> _RECORD EXTRACTS_
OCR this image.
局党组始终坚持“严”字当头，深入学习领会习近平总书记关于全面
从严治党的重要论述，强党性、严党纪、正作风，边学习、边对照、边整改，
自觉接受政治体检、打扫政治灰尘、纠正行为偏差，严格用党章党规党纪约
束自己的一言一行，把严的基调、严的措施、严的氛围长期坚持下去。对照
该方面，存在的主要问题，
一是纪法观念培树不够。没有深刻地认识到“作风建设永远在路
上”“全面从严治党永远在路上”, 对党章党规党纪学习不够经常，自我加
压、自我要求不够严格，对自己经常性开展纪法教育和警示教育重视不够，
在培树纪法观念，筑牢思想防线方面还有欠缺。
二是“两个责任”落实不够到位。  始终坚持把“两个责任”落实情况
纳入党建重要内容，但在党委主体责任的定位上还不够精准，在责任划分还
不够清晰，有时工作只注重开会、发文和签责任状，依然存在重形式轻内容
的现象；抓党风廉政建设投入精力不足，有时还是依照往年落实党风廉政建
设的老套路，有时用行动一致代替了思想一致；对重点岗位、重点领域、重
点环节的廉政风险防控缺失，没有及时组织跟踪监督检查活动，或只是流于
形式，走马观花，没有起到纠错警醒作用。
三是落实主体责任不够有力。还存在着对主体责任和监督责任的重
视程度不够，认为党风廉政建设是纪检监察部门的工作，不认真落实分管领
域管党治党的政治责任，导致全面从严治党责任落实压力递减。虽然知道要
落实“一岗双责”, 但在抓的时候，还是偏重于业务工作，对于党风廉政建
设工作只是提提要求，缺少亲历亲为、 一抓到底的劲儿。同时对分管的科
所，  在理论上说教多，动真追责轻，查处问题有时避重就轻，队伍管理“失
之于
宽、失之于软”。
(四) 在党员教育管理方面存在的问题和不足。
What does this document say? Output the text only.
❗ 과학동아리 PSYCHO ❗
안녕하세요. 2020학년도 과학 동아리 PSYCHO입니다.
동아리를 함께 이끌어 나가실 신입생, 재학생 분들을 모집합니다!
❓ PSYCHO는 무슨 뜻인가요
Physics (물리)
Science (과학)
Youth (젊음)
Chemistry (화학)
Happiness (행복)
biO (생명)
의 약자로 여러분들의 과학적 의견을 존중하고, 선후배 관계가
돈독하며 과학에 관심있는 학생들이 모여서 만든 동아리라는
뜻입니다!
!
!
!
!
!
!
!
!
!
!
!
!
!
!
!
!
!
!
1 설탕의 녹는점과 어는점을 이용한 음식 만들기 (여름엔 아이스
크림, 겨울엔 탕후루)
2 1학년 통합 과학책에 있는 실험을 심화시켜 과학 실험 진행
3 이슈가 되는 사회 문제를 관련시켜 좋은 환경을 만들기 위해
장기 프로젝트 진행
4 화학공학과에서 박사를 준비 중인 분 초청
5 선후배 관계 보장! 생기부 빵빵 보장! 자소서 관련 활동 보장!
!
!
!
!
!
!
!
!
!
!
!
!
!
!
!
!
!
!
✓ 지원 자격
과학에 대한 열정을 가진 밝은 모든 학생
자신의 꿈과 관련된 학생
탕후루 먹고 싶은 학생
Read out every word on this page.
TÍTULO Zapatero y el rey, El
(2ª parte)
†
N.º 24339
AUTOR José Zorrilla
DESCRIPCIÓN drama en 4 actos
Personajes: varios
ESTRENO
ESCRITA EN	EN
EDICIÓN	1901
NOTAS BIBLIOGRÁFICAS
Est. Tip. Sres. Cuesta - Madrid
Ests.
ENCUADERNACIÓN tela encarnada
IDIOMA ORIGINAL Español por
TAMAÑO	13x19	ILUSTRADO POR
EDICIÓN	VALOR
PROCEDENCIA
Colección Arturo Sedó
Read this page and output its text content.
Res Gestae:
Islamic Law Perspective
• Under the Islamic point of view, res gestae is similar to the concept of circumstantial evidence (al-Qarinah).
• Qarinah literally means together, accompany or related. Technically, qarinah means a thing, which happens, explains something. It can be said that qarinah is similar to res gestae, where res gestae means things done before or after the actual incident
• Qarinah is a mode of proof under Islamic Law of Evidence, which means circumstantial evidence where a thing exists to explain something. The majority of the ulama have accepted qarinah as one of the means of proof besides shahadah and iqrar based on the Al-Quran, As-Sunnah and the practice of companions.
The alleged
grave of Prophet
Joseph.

> _WHAT THIS TASK INVOLVES_
Reproduce the material above without altering a single character.

> _WRITTEN SOLUTION_
OCR this image.
局党组始终坚持“严”字当头，深入学习领会习近平总书记关于全面
从严治党的重要论述，强党性、严党纪、正作风，边学习、边对照、边整改，
自觉接受政治体检、打扫政治灰尘、纠正行为偏差，严格用党章党规党纪约
束自己的一言一行，把严的基调、严的措施、严的氛围长期坚持下去。对照
该方面，存在的主要问题，
一是纪法观念培树不够。没有深刻地认识到“作风建设永远在路
上”“全面从严治党永远在路上”, 对党章党规党纪学习不够经常，自我加
压、自我要求不够严格，对自己经常性开展纪法教育和警示教育重视不够，
在培树纪法观念，筑牢思想防线方面还有欠缺。
二是“两个责任”落实不够到位。  始终坚持把“两个责任”落实情况
纳入党建重要内容，但在党委主体责任的定位上还不够精准，在责任划分还
不够清晰，有时工作只注重开会、发文和签责任状，依然存在重形式轻内容
的现象；抓党风廉政建设投入精力不足，有时还是依照往年落实党风廉政建
设的老套路，有时用行动一致代替了思想一致；对重点岗位、重点领域、重
点环节的廉政风险防控缺失，没有及时组织跟踪监督检查活动，或只是流于
形式，走马观花，没有起到纠错警醒作用。
三是落实主体责任不够有力。还存在着对主体责任和监督责任的重
视程度不够，认为党风廉政建设是纪检监察部门的工作，不认真落实分管领
域管党治党的政治责任，导致全面从严治党责任落实压力递减。虽然知道要
落实“一岗双责”, 但在抓的时候，还是偏重于业务工作，对于党风廉政建
设工作只是提提要求，缺少亲历亲为、 一抓到底的劲儿。同时对分管的科
所，  在理论上说教多，动真追责轻，查处问题有时避重就轻，队伍管理“失
之于
宽、失之于软”。
(四) 在党员教育管理方面存在的问题和不足。
What does this document say? Output the text only.
❗ 과학동아리 PSYCHO ❗
안녕하세요. 2020학년도 과학 동아리 PSYCHO입니다.
동아리를 함께 이끌어 나가실 신입생, 재학생 분들을 모집합니다!
❓ PSYCHO는 무슨 뜻인가요
Physics (물리)
Science (과학)
Youth (젊음)
Chemistry (화학)
Happiness (행복)
biO (생명)
의 약자로 여러분들의 과학적 의견을 존중하고, 선후배 관계가
돈독하며 과학에 관심있는 학생들이 모여서 만든 동아리라는
뜻입니다!
!
!
!
!
!
!
!
!
!
!
!
!
!
!
!
!
!
!
1 설탕의 녹는점과 어는점을 이용한 음식 만들기 (여름엔 아이스
크림, 겨울엔 탕후루)
2 1학년 통합 과학책에 있는 실험을 심화시켜 과학 실험 진행
3 이슈가 되는 사회 문제를 관련시켜 좋은 환경을 만들기 위해
장기 프로젝트 진행
4 화학공학과에서 박사를 준비 중인 분 초청
5 선후배 관계 보장! 생기부 빵빵 보장! 자소서 관련 활동 보장!
!
!
!
!
!
!
!
!
!
!
!
!
!
!
!
!
!
!
✓ 지원 자격
과학에 대한 열정을 가진 밝은 모든 학생
자신의 꿈과 관련된 학생
탕후루 먹고 싶은 학생
Read out every word on this page.
TÍTULO Zapatero y el rey, El
(2ª parte)
†
N.º 24339
AUTOR José Zorrilla
DESCRIPCIÓN drama en 4 actos
Personajes: varios
ESTRENO
ESCRITA EN	EN
EDICIÓN	1901
NOTAS BIBLIOGRÁFICAS
Est. Tip. Sres. Cuesta - Madrid
Ests.
ENCUADERNACIÓN tela encarnada
IDIOMA ORIGINAL Español por
TAMAÑO	13x19	ILUSTRADO POR
EDICIÓN	VALOR
PROCEDENCIA
Colección Arturo Sedó
Read this page and output its text content.
Res Gestae:
Islamic Law Perspective
• Under the Islamic point of view, res gestae is similar to the concept of circumstantial evidence (al-Qarinah).
• Qarinah literally means together, accompany or related. Technically, qarinah means a thing, which happens, explains something. It can be said that qarinah is similar to res gestae, where res gestae means things done before or after the actual incident
• Qarinah is a mode of proof under Islamic Law of Evidence, which means circumstantial evidence where a thing exists to explain something. The majority of the ulama have accepted qarinah as one of the means of proof besides shahadah and iqrar based on the Al-Quran, As-Sunnah and the practice of companions.
The alleged
grave of Prophet
Joseph.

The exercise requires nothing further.